## Given records
++++++++++++++++++++

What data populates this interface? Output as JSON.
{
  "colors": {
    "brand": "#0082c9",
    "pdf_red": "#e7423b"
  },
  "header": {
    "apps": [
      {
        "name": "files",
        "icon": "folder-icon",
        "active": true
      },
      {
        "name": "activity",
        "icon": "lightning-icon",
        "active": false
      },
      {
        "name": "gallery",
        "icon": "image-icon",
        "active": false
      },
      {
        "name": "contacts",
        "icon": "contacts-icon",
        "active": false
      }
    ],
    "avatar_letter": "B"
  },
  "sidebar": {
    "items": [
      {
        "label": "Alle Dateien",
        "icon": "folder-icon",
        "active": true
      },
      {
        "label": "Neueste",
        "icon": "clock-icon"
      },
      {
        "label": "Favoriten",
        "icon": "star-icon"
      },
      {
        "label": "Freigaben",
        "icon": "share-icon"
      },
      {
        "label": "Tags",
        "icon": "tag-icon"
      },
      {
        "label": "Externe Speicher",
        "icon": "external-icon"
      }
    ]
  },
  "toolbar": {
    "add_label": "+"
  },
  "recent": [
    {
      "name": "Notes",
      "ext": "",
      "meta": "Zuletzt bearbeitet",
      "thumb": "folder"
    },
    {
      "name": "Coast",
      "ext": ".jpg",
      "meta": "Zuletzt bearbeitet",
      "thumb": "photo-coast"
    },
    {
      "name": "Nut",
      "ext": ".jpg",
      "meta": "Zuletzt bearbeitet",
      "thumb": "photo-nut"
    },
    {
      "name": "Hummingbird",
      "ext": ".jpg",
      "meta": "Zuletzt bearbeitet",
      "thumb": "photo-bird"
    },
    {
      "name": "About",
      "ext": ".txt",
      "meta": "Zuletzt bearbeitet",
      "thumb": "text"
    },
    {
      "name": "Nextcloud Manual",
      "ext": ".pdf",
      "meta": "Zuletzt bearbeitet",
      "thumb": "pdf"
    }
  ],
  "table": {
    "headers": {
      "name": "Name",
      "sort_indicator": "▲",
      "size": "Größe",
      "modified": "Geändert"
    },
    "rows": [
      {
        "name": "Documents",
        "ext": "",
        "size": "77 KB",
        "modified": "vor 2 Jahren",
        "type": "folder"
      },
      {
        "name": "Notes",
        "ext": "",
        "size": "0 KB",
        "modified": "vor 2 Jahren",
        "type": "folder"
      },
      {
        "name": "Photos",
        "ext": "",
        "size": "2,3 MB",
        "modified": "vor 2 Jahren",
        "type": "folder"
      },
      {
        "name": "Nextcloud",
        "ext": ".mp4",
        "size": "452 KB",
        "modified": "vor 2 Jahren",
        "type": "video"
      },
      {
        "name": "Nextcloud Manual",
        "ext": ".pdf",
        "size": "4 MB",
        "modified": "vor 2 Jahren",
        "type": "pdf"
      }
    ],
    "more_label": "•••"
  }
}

++++++++++++++++++++

## Task directions
All of the data must be returned exactly.

## Solution to this exercise
What data populates this interface? Output as JSON.
{
  "colors": {
    "brand": "#0082c9",
    "pdf_red": "#e7423b"
  },
  "header": {
    "apps": [
      {
        "name": "files",
        "icon": "folder-icon",
        "active": true
      },
      {
        "name": "activity",
        "icon": "lightning-icon",
        "active": false
      },
      {
        "name": "gallery",
        "icon": "image-icon",
        "active": false
      },
      {
        "name": "contacts",
        "icon": "contacts-icon",
        "active": false
      }
    ],
    "avatar_letter": "B"
  },
  "sidebar": {
    "items": [
      {
        "label": "Alle Dateien",
        "icon": "folder-icon",
        "active": true
      },
      {
        "label": "Neueste",
        "icon": "clock-icon"
      },
      {
        "label": "Favoriten",
        "icon": "star-icon"
      },
      {
        "label": "Freigaben",
        "icon": "share-icon"
      },
      {
        "label": "Tags",
        "icon": "tag-icon"
      },
      {
        "label": "Externe Speicher",
        "icon": "external-icon"
      }
    ]
  },
  "toolbar": {
    "add_label": "+"
  },
  "recent": [
    {
      "name": "Notes",
      "ext": "",
      "meta": "Zuletzt bearbeitet",
      "thumb": "folder"
    },
    {
      "name": "Coast",
      "ext": ".jpg",
      "meta": "Zuletzt bearbeitet",
      "thumb": "photo-coast"
    },
    {
      "name": "Nut",
      "ext": ".jpg",
      "meta": "Zuletzt bearbeitet",
      "thumb": "photo-nut"
    },
    {
      "name": "Hummingbird",
      "ext": ".jpg",
      "meta": "Zuletzt bearbeitet",
      "thumb": "photo-bird"
    },
    {
      "name": "About",
      "ext": ".txt",
      "meta": "Zuletzt bearbeitet",
      "thumb": "text"
    },
    {
      "name": "Nextcloud Manual",
      "ext": ".pdf",
      "meta": "Zuletzt bearbeitet",
      "thumb": "pdf"
    }
  ],
  "table": {
    "headers": {
      "name": "Name",
      "sort_indicator": "▲",
      "size": "Größe",
      "modified": "Geändert"
    },
    "rows": [
      {
        "name": "Documents",
        "ext": "",
        "size": "77 KB",
        "modified": "vor 2 Jahren",
        "type": "folder"
      },
      {
        "name": "Notes",
        "ext": "",
        "size": "0 KB",
        "modified": "vor 2 Jahren",
        "type": "folder"
      },
      {
        "name": "Photos",
        "ext": "",
        "size": "2,3 MB",
        "modified": "vor 2 Jahren",
        "type": "folder"
      },
      {
        "name": "Nextcloud",
        "ext": ".mp4",
        "size": "452 KB",
        "modified": "vor 2 Jahren",
        "type": "video"
      },
      {
        "name": "Nextcloud Manual",
        "ext": ".pdf",
        "size": "4 MB",
        "modified": "vor 2 Jahren",
        "type": "pdf"
      }
    ],
    "more_label": "•••"
  }
}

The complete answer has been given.